**What is asked:**
Below are the records. Count the lines containing the string "name", and reply with the number alone.

**Exercise data:**
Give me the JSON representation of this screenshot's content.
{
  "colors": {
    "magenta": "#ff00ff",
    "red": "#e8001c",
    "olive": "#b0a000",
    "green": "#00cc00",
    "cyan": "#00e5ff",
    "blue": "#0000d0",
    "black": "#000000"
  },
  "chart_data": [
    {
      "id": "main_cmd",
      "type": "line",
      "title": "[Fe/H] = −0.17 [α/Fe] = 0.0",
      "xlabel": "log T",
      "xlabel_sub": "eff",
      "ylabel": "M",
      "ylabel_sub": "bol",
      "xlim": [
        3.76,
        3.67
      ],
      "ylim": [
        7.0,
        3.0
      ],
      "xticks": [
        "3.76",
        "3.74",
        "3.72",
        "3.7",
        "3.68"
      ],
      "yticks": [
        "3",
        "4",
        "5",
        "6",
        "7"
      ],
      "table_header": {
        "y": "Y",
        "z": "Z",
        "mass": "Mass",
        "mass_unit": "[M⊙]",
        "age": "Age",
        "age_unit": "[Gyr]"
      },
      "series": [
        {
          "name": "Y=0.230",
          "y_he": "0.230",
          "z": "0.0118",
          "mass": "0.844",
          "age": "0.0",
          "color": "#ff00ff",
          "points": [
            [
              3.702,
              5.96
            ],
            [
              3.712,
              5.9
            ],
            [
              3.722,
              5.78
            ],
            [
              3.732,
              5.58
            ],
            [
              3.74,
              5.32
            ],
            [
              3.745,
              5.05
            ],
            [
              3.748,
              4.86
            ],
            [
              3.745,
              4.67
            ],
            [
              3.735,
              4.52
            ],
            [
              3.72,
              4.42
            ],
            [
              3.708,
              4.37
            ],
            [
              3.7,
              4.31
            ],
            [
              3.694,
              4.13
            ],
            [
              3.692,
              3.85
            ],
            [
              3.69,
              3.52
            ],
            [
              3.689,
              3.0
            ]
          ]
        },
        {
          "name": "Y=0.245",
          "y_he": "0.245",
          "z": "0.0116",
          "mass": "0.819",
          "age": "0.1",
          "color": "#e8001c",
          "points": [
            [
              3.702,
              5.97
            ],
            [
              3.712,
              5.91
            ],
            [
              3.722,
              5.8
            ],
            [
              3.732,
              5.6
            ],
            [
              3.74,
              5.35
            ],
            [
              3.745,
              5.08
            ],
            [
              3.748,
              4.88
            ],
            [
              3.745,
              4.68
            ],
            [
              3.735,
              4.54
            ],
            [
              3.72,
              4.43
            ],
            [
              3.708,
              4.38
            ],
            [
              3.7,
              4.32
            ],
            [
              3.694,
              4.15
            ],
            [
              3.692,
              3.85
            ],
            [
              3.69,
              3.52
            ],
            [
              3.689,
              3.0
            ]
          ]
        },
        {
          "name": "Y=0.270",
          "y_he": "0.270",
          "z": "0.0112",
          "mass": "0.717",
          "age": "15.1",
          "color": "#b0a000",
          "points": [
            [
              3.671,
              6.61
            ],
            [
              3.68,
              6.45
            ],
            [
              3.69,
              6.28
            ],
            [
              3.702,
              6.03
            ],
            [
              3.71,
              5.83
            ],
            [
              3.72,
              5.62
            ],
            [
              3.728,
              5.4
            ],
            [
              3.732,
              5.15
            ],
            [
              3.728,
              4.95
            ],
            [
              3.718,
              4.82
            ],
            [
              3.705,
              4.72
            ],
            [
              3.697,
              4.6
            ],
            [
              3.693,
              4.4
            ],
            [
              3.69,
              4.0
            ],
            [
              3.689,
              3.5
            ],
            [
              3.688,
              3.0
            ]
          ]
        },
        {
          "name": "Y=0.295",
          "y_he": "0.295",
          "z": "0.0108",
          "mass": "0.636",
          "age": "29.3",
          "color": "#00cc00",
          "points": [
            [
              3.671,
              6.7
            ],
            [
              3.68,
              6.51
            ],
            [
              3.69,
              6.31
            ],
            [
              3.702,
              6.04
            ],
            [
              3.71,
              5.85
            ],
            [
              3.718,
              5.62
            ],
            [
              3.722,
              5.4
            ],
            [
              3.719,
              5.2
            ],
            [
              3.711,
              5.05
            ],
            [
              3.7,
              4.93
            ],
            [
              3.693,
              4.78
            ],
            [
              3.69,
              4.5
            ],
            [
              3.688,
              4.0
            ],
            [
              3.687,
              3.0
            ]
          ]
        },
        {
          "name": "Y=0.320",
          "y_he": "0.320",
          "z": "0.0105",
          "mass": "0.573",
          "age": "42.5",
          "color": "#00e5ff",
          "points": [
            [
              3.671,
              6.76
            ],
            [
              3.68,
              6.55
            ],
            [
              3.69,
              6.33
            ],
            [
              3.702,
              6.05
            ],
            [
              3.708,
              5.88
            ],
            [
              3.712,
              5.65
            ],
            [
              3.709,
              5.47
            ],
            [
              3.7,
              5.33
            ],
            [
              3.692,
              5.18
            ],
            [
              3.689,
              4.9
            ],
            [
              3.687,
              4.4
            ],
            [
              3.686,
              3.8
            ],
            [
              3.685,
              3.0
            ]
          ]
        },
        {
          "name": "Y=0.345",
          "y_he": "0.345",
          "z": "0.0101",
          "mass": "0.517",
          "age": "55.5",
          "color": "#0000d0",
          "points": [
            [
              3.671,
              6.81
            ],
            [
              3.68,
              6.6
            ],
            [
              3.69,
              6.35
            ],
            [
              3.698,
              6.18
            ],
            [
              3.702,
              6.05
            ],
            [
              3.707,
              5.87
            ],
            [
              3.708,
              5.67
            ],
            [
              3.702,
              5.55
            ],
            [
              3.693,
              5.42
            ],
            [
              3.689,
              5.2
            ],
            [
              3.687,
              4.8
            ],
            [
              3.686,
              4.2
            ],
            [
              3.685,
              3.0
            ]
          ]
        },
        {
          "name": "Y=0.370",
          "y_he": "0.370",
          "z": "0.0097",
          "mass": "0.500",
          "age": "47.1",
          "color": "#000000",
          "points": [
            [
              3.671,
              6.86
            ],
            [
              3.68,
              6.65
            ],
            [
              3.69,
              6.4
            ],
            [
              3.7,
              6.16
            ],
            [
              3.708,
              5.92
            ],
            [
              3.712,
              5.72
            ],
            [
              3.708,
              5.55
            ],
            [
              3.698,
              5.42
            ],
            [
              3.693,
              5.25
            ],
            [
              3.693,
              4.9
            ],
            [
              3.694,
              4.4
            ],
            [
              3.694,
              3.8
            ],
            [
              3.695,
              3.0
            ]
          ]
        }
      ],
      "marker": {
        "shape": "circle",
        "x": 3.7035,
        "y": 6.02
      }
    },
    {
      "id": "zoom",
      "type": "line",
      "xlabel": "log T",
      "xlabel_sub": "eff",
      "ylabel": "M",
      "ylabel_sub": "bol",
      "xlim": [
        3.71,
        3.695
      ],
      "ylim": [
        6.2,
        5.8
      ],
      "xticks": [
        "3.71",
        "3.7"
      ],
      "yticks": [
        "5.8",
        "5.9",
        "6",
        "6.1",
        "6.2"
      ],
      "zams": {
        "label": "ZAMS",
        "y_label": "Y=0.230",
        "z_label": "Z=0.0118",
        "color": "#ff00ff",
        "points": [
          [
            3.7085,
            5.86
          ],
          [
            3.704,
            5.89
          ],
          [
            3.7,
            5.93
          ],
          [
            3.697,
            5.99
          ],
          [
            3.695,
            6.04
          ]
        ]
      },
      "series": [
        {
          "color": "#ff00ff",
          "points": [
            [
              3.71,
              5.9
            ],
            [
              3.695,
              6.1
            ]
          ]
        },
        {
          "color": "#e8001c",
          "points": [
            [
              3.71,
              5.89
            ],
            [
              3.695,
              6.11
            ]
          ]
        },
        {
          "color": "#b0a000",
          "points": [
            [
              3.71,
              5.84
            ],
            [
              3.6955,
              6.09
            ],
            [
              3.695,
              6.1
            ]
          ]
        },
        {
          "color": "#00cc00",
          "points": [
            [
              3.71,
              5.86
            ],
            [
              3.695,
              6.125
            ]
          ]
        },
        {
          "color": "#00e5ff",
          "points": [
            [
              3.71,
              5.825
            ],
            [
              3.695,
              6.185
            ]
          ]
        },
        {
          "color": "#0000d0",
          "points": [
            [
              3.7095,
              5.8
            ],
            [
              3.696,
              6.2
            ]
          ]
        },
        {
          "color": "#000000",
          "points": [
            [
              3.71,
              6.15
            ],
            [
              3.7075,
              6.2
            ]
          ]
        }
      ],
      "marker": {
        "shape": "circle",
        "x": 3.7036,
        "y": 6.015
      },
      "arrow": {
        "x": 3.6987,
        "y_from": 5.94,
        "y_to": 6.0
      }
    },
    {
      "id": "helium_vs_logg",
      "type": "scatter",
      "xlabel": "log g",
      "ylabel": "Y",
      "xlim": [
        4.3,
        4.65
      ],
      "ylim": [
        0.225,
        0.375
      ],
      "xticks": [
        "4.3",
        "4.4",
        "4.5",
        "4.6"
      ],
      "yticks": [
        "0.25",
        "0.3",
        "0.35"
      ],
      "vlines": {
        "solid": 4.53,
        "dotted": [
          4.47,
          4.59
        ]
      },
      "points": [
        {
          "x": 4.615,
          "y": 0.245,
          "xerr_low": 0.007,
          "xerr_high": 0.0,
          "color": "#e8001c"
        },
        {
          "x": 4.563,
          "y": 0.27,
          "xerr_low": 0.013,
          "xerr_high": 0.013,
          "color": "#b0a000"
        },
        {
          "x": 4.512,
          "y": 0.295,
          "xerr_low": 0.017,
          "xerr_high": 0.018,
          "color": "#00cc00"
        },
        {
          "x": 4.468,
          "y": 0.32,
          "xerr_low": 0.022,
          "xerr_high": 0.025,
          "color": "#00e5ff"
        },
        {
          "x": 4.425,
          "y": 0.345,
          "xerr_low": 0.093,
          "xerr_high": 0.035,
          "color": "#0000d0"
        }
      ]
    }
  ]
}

**Complete output:**
7